Will you quote all of the entries, word for word?

>> START MATERIAL FOR THIS TASK

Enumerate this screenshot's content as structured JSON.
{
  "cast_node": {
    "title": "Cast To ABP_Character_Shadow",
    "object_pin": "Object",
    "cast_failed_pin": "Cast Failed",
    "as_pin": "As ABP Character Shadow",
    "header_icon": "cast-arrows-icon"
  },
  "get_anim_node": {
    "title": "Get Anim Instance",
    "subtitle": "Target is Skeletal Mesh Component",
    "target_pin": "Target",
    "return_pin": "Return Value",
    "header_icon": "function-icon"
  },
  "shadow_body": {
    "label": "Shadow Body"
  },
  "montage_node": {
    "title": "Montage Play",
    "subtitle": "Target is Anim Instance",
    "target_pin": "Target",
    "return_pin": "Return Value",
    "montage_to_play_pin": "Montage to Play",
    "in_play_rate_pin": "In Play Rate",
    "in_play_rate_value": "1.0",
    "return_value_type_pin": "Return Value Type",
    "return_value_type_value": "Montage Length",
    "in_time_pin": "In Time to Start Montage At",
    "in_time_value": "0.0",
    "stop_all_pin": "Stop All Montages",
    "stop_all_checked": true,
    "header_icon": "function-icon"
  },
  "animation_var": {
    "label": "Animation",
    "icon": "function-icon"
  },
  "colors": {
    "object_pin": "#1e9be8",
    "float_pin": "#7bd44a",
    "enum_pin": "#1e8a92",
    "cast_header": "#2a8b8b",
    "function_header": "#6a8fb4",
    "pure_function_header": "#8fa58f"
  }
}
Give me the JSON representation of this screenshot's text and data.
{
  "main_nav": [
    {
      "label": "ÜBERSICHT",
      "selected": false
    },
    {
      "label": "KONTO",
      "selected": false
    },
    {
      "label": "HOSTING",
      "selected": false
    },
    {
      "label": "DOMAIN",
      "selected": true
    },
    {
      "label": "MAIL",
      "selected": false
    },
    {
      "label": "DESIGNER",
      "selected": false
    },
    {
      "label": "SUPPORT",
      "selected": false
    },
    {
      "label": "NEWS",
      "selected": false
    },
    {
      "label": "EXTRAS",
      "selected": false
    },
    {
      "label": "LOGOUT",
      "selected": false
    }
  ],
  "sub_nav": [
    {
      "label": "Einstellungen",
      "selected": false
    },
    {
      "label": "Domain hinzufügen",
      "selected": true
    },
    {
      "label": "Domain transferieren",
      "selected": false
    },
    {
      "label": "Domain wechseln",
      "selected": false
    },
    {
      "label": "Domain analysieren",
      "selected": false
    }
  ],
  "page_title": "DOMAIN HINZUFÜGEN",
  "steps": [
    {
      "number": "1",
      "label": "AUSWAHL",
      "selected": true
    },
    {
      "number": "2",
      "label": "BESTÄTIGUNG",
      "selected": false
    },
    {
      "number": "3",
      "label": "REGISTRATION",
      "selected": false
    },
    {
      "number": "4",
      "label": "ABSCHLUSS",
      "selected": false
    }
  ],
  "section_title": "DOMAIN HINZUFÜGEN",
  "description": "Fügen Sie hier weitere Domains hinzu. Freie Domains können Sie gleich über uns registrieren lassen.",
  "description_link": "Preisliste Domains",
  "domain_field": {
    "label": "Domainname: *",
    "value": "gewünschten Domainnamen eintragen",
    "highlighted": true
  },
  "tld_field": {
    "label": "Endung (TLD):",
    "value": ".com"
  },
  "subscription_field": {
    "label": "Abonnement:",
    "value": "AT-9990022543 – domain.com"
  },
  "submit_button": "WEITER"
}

>> END MATERIAL FOR THIS TASK

→ SOLUTION TO THIS TASK:
Enumerate this screenshot's content as structured JSON.
{
  "cast_node": {
    "title": "Cast To ABP_Character_Shadow",
    "object_pin": "Object",
    "cast_failed_pin": "Cast Failed",
    "as_pin": "As ABP Character Shadow",
    "header_icon": "cast-arrows-icon"
  },
  "get_anim_node": {
    "title": "Get Anim Instance",
    "subtitle": "Target is Skeletal Mesh Component",
    "target_pin": "Target",
    "return_pin": "Return Value",
    "header_icon": "function-icon"
  },
  "shadow_body": {
    "label": "Shadow Body"
  },
  "montage_node": {
    "title": "Montage Play",
    "subtitle": "Target is Anim Instance",
    "target_pin": "Target",
    "return_pin": "Return Value",
    "montage_to_play_pin": "Montage to Play",
    "in_play_rate_pin": "In Play Rate",
    "in_play_rate_value": "1.0",
    "return_value_type_pin": "Return Value Type",
    "return_value_type_value": "Montage Length",
    "in_time_pin": "In Time to Start Montage At",
    "in_time_value": "0.0",
    "stop_all_pin": "Stop All Montages",
    "stop_all_checked": true,
    "header_icon": "function-icon"
  },
  "animation_var": {
    "label": "Animation",
    "icon": "function-icon"
  },
  "colors": {
    "object_pin": "#1e9be8",
    "float_pin": "#7bd44a",
    "enum_pin": "#1e8a92",
    "cast_header": "#2a8b8b",
    "function_header": "#6a8fb4",
    "pure_function_header": "#8fa58f"
  }
}
Give me the JSON representation of this screenshot's text and data.
{
  "main_nav": [
    {
      "label": "ÜBERSICHT",
      "selected": false
    },
    {
      "label": "KONTO",
      "selected": false
    },
    {
      "label": "HOSTING",
      "selected": false
    },
    {
      "label": "DOMAIN",
      "selected": true
    },
    {
      "label": "MAIL",
      "selected": false
    },
    {
      "label": "DESIGNER",
      "selected": false
    },
    {
      "label": "SUPPORT",
      "selected": false
    },
    {
      "label": "NEWS",
      "selected": false
    },
    {
      "label": "EXTRAS",
      "selected": false
    },
    {
      "label": "LOGOUT",
      "selected": false
    }
  ],
  "sub_nav": [
    {
      "label": "Einstellungen",
      "selected": false
    },
    {
      "label": "Domain hinzufügen",
      "selected": true
    },
    {
      "label": "Domain transferieren",
      "selected": false
    },
    {
      "label": "Domain wechseln",
      "selected": false
    },
    {
      "label": "Domain analysieren",
      "selected": false
    }
  ],
  "page_title": "DOMAIN HINZUFÜGEN",
  "steps": [
    {
      "number": "1",
      "label": "AUSWAHL",
      "selected": true
    },
    {
      "number": "2",
      "label": "BESTÄTIGUNG",
      "selected": false
    },
    {
      "number": "3",
      "label": "REGISTRATION",
      "selected": false
    },
    {
      "number": "4",
      "label": "ABSCHLUSS",
      "selected": false
    }
  ],
  "section_title": "DOMAIN HINZUFÜGEN",
  "description": "Fügen Sie hier weitere Domains hinzu. Freie Domains können Sie gleich über uns registrieren lassen.",
  "description_link": "Preisliste Domains",
  "domain_field": {
    "label": "Domainname: *",
    "value": "gewünschten Domainnamen eintragen",
    "highlighted": true
  },
  "tld_field": {
    "label": "Endung (TLD):",
    "value": ".com"
  },
  "subscription_field": {
    "label": "Abonnement:",
    "value": "AT-9990022543 – domain.com"
  },
  "submit_button": "WEITER"
}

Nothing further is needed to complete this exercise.